Extracts from a graphics dataset:

##########

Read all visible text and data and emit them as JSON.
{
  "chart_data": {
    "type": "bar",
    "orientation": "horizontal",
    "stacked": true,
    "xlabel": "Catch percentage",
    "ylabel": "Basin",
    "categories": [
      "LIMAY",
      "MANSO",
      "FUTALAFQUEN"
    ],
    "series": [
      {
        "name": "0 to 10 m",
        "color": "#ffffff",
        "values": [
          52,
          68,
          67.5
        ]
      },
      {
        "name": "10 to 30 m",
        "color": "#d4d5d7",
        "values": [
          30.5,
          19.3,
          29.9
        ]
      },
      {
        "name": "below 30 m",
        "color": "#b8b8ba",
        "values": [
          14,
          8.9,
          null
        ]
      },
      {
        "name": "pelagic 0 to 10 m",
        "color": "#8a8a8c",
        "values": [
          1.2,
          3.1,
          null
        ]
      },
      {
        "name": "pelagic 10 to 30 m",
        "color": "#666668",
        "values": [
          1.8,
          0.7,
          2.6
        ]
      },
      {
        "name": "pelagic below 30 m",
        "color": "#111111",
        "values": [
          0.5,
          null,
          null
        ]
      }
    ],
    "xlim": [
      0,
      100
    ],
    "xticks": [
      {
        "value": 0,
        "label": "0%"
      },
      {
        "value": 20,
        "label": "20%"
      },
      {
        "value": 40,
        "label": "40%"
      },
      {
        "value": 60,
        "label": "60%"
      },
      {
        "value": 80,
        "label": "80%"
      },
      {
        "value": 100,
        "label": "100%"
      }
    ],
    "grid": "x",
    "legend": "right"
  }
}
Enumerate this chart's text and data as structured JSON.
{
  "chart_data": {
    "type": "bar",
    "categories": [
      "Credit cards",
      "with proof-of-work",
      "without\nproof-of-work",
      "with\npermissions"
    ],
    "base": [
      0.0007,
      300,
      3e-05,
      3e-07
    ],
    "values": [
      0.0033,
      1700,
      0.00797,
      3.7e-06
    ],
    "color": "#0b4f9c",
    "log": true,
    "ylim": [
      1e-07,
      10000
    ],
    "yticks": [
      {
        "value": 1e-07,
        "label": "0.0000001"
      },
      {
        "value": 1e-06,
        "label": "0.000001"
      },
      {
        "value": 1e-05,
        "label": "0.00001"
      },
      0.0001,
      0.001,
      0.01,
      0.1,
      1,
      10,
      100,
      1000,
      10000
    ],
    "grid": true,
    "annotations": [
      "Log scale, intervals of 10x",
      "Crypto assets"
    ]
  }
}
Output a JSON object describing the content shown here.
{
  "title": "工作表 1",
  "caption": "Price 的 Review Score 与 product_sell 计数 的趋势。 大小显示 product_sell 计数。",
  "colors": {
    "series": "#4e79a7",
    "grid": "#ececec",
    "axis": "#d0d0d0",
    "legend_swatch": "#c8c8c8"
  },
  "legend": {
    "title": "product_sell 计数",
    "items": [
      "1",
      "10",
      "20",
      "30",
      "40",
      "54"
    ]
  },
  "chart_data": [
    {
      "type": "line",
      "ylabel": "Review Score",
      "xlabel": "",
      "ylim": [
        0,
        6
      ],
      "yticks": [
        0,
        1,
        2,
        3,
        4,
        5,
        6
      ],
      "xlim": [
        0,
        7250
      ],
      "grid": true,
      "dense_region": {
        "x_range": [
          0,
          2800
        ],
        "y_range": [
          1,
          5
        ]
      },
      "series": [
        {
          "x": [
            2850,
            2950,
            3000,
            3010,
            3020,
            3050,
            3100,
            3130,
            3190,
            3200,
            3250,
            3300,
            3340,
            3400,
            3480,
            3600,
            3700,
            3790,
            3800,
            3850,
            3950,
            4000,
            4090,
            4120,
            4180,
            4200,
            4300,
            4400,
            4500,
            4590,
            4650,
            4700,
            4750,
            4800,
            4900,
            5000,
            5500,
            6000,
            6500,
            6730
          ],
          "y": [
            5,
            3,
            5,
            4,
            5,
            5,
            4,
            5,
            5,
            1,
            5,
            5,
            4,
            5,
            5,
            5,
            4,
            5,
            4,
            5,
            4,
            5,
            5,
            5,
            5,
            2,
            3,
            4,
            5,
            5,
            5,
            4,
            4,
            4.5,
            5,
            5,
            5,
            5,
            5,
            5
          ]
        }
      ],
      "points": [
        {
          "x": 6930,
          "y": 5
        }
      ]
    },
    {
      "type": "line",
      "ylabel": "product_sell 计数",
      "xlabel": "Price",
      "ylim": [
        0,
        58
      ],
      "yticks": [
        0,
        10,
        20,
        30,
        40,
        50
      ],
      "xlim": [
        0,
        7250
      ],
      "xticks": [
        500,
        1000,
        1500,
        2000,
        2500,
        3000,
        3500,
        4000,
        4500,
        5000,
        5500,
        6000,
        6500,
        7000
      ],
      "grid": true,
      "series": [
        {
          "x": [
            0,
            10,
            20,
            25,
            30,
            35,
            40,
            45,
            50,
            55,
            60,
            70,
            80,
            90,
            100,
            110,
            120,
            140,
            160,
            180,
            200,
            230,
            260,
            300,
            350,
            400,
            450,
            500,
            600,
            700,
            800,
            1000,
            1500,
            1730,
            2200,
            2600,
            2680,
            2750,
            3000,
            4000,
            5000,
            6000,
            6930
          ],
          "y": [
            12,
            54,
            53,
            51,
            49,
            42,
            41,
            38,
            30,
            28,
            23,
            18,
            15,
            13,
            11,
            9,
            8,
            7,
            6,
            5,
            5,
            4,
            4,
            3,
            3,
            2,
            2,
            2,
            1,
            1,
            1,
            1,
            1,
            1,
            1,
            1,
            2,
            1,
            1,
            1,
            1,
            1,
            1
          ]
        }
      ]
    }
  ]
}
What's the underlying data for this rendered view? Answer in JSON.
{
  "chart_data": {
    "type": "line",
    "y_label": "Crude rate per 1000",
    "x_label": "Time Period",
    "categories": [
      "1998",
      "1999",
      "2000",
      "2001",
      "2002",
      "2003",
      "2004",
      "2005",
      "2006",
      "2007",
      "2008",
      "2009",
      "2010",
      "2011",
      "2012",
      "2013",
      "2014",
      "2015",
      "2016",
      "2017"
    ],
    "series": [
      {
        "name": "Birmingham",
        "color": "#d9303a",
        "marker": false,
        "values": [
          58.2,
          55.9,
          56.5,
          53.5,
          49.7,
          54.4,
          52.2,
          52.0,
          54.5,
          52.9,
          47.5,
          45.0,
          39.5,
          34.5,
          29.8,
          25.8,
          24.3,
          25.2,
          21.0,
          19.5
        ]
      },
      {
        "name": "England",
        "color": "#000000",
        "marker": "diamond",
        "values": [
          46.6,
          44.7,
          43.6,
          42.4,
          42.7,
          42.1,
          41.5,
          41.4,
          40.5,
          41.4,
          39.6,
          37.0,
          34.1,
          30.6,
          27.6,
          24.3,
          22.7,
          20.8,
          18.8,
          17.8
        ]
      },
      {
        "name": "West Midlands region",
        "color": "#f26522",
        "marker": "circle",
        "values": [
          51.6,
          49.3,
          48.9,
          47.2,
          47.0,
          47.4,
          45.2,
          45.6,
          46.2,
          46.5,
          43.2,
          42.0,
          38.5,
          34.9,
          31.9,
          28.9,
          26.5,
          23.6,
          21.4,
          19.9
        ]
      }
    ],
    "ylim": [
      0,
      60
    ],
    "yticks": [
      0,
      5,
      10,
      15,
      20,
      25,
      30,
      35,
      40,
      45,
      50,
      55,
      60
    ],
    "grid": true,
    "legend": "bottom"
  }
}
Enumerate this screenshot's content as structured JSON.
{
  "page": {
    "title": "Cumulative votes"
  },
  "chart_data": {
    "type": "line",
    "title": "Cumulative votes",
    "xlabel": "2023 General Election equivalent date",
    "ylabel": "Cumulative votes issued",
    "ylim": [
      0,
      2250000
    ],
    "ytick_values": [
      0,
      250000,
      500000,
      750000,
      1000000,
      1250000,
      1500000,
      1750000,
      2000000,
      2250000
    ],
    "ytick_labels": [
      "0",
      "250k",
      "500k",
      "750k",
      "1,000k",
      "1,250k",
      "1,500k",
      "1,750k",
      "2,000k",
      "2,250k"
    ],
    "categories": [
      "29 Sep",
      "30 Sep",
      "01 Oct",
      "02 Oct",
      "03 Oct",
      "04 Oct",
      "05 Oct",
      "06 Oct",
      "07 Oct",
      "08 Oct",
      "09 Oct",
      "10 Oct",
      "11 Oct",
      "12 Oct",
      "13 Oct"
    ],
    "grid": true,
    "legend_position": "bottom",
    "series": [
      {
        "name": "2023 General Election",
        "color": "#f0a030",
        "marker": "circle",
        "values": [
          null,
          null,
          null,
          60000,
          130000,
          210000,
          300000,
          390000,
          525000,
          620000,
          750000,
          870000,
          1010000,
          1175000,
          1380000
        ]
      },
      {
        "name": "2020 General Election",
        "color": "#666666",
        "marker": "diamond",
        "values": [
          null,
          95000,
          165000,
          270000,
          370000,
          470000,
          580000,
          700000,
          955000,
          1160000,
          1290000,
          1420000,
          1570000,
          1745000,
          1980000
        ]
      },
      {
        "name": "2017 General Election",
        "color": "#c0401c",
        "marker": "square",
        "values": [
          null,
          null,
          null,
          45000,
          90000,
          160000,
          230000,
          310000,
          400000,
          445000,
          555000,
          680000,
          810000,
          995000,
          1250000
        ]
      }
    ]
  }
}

##########

### [Task goal]
Copy out every line of the listing that includes the string "Price".

### [Solution to this exercise]
  "caption": "Price 的 Review Score 与 product_sell 计数 的趋势。 大小显示 product_sell 计数。",
      "xlabel": "Price",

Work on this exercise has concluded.